**REQUEST**
Your task is to copy every line of the entries that contains "JSON".

Records from a collection of figures:
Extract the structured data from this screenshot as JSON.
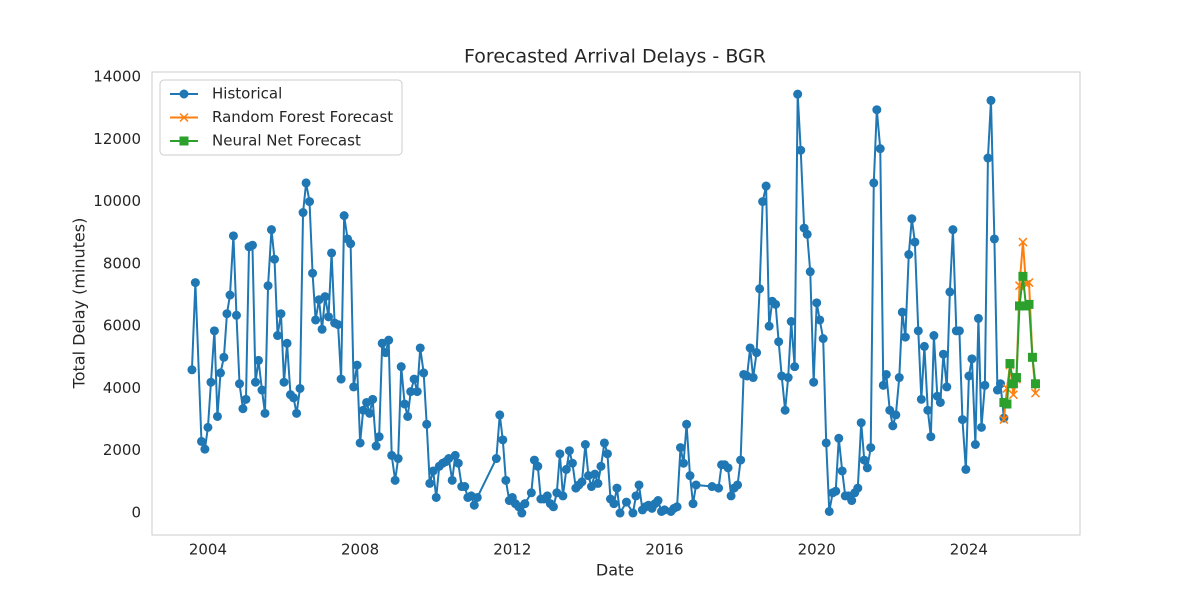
{
  "chart_data": {
    "type": "line",
    "title": "Forecasted Arrival Delays - BGR",
    "x_label": "Date",
    "y_label": "Total Delay (minutes)",
    "xlim": [
      2002.53,
      2026.92
    ],
    "xticks": [
      2004,
      2008,
      2012,
      2016,
      2020,
      2024
    ],
    "ylim": [
      -706,
      14162
    ],
    "yticks": [
      0,
      2000,
      4000,
      6000,
      8000,
      10000,
      12000,
      14000
    ],
    "grid": false,
    "legend": "upper-left",
    "series": [
      {
        "name": "Historical",
        "color": "#1f77b4",
        "marker": "circle",
        "x": [
          2003.58,
          2003.67,
          2003.83,
          2003.92,
          2004.0,
          2004.08,
          2004.17,
          2004.25,
          2004.33,
          2004.42,
          2004.5,
          2004.58,
          2004.67,
          2004.75,
          2004.83,
          2004.92,
          2005.0,
          2005.08,
          2005.17,
          2005.25,
          2005.33,
          2005.42,
          2005.5,
          2005.58,
          2005.67,
          2005.75,
          2005.83,
          2005.92,
          2006.0,
          2006.08,
          2006.17,
          2006.25,
          2006.33,
          2006.42,
          2006.5,
          2006.58,
          2006.67,
          2006.75,
          2006.83,
          2006.92,
          2007.0,
          2007.08,
          2007.17,
          2007.25,
          2007.33,
          2007.42,
          2007.5,
          2007.58,
          2007.67,
          2007.75,
          2007.83,
          2007.92,
          2008.0,
          2008.08,
          2008.17,
          2008.25,
          2008.33,
          2008.42,
          2008.5,
          2008.58,
          2008.67,
          2008.75,
          2008.83,
          2008.92,
          2009.0,
          2009.08,
          2009.17,
          2009.25,
          2009.33,
          2009.42,
          2009.5,
          2009.58,
          2009.67,
          2009.75,
          2009.83,
          2009.92,
          2010.0,
          2010.08,
          2010.17,
          2010.25,
          2010.33,
          2010.42,
          2010.5,
          2010.58,
          2010.67,
          2010.75,
          2010.83,
          2010.92,
          2011.0,
          2011.08,
          2011.58,
          2011.67,
          2011.75,
          2011.83,
          2011.92,
          2012.0,
          2012.08,
          2012.17,
          2012.25,
          2012.33,
          2012.5,
          2012.58,
          2012.67,
          2012.75,
          2012.83,
          2012.92,
          2013.0,
          2013.08,
          2013.17,
          2013.25,
          2013.33,
          2013.42,
          2013.5,
          2013.58,
          2013.67,
          2013.75,
          2013.83,
          2013.92,
          2014.0,
          2014.08,
          2014.17,
          2014.25,
          2014.33,
          2014.42,
          2014.5,
          2014.58,
          2014.67,
          2014.75,
          2014.83,
          2015.0,
          2015.17,
          2015.25,
          2015.33,
          2015.42,
          2015.5,
          2015.58,
          2015.67,
          2015.75,
          2015.83,
          2015.92,
          2016.0,
          2016.17,
          2016.25,
          2016.33,
          2016.42,
          2016.5,
          2016.58,
          2016.67,
          2016.75,
          2016.83,
          2017.25,
          2017.42,
          2017.5,
          2017.58,
          2017.67,
          2017.75,
          2017.83,
          2017.92,
          2018.0,
          2018.08,
          2018.17,
          2018.25,
          2018.33,
          2018.42,
          2018.5,
          2018.58,
          2018.67,
          2018.75,
          2018.83,
          2018.92,
          2019.0,
          2019.08,
          2019.17,
          2019.25,
          2019.33,
          2019.42,
          2019.5,
          2019.58,
          2019.67,
          2019.75,
          2019.83,
          2019.92,
          2020.0,
          2020.08,
          2020.17,
          2020.25,
          2020.33,
          2020.42,
          2020.5,
          2020.58,
          2020.67,
          2020.75,
          2020.83,
          2020.92,
          2021.0,
          2021.08,
          2021.17,
          2021.25,
          2021.33,
          2021.42,
          2021.5,
          2021.58,
          2021.67,
          2021.75,
          2021.83,
          2021.92,
          2022.0,
          2022.08,
          2022.17,
          2022.25,
          2022.33,
          2022.42,
          2022.5,
          2022.58,
          2022.67,
          2022.75,
          2022.83,
          2022.92,
          2023.0,
          2023.08,
          2023.17,
          2023.25,
          2023.33,
          2023.42,
          2023.5,
          2023.58,
          2023.67,
          2023.75,
          2023.83,
          2023.92,
          2024.0,
          2024.08,
          2024.17,
          2024.25,
          2024.33,
          2024.42,
          2024.5,
          2024.58,
          2024.67,
          2024.75,
          2024.83,
          2024.92
        ],
        "values": [
          4600,
          7400,
          2300,
          2050,
          2750,
          4200,
          5850,
          3100,
          4500,
          5000,
          6400,
          7000,
          8900,
          6350,
          4150,
          3350,
          3650,
          8550,
          8600,
          4200,
          4900,
          3950,
          3200,
          7300,
          9100,
          8150,
          5700,
          6400,
          4200,
          5450,
          3800,
          3700,
          3200,
          4000,
          9650,
          10600,
          10000,
          7700,
          6200,
          6850,
          5900,
          6950,
          6300,
          8350,
          6100,
          6050,
          4300,
          9550,
          8800,
          8650,
          4050,
          4750,
          2250,
          3300,
          3550,
          3200,
          3650,
          2150,
          2450,
          5450,
          5150,
          5550,
          1850,
          1050,
          1750,
          4700,
          3500,
          3100,
          3900,
          4300,
          3900,
          5300,
          4500,
          2850,
          950,
          1350,
          500,
          1500,
          1600,
          1650,
          1750,
          1050,
          1850,
          1600,
          850,
          850,
          500,
          550,
          250,
          500,
          1750,
          3150,
          2350,
          1050,
          400,
          500,
          300,
          200,
          0,
          300,
          650,
          1700,
          1500,
          450,
          450,
          550,
          300,
          200,
          650,
          1900,
          550,
          1400,
          2000,
          1600,
          800,
          900,
          1000,
          2200,
          1200,
          850,
          1250,
          950,
          1500,
          2250,
          1900,
          450,
          300,
          800,
          0,
          350,
          0,
          550,
          900,
          100,
          200,
          250,
          150,
          300,
          400,
          50,
          100,
          50,
          150,
          200,
          2100,
          1600,
          2850,
          1200,
          300,
          900,
          850,
          800,
          1550,
          1550,
          1450,
          550,
          800,
          900,
          1700,
          4450,
          4400,
          5300,
          4350,
          5150,
          7200,
          10000,
          10500,
          6000,
          6800,
          6700,
          5500,
          4400,
          3300,
          4350,
          6150,
          4700,
          13450,
          11650,
          9150,
          8950,
          7750,
          4200,
          6750,
          6200,
          5600,
          2250,
          50,
          650,
          700,
          2400,
          1350,
          550,
          550,
          400,
          650,
          800,
          2900,
          1700,
          1450,
          2100,
          10600,
          12950,
          11700,
          4100,
          4450,
          3300,
          2800,
          3150,
          4350,
          6450,
          5650,
          8300,
          9450,
          8700,
          5850,
          3650,
          5350,
          3300,
          2450,
          5700,
          3750,
          3550,
          5100,
          4050,
          7100,
          9100,
          5850,
          5850,
          3000,
          1400,
          4400,
          4950,
          2200,
          6250,
          2750,
          4100,
          11400,
          13250,
          8800,
          3950,
          4150,
          3050
        ]
      },
      {
        "name": "Random Forest Forecast",
        "color": "#ff7f0e",
        "marker": "x",
        "x": [
          2024.92,
          2025.0,
          2025.08,
          2025.17,
          2025.25,
          2025.33,
          2025.42,
          2025.5,
          2025.58,
          2025.67,
          2025.75
        ],
        "values": [
          3000,
          4000,
          4750,
          3800,
          4300,
          7300,
          8700,
          7350,
          7400,
          5000,
          3850
        ]
      },
      {
        "name": "Neural Net Forecast",
        "color": "#2ca02c",
        "marker": "square",
        "x": [
          2024.92,
          2025.0,
          2025.08,
          2025.17,
          2025.25,
          2025.33,
          2025.42,
          2025.5,
          2025.58,
          2025.67,
          2025.75
        ],
        "values": [
          3550,
          3500,
          4800,
          4150,
          4350,
          6650,
          7600,
          6650,
          6700,
          5000,
          4150
        ]
      }
    ]
  }
}
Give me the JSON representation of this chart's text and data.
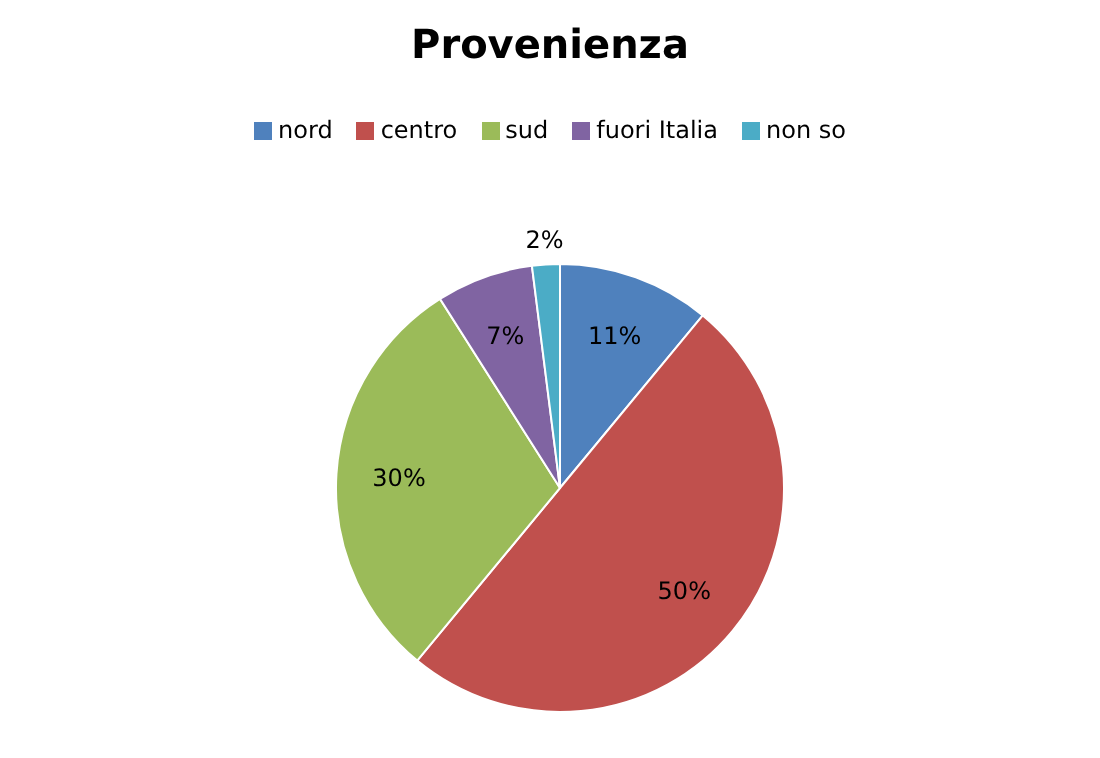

**FULL ANSWER**
Extract the structured data from this screenshot as JSON.
Give me the JSON representation of this chart's text and data.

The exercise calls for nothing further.